» Extracted records
________________

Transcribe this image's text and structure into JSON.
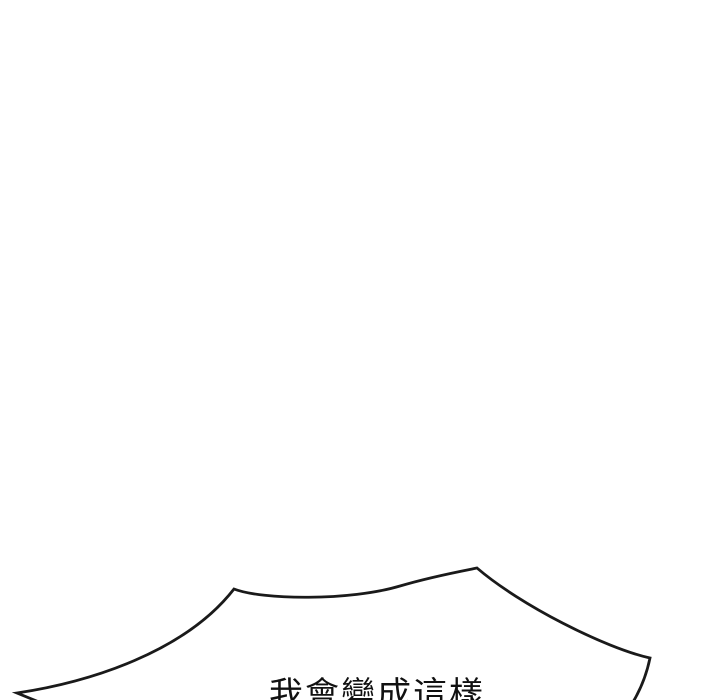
{
  "panel": {
    "background_color": "#ffffff",
    "outline_color": "#1a1a1a",
    "speech_bubble": {
      "text": "我會變成這樣",
      "text_color": "#111111",
      "visibility": "top edge of bubble and top of text clipped by bottom of frame"
    }
  }
}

________________

Write the records above out again exactly, with no pictures in your copy.

» Written solution
Transcribe this image's text and structure into JSON.
{
  "panel": {
    "background_color": "#ffffff",
    "outline_color": "#1a1a1a",
    "speech_bubble": {
      "text": "我會變成這樣",
      "text_color": "#111111",
      "visibility": "top edge of bubble and top of text clipped by bottom of frame"
    }
  }
}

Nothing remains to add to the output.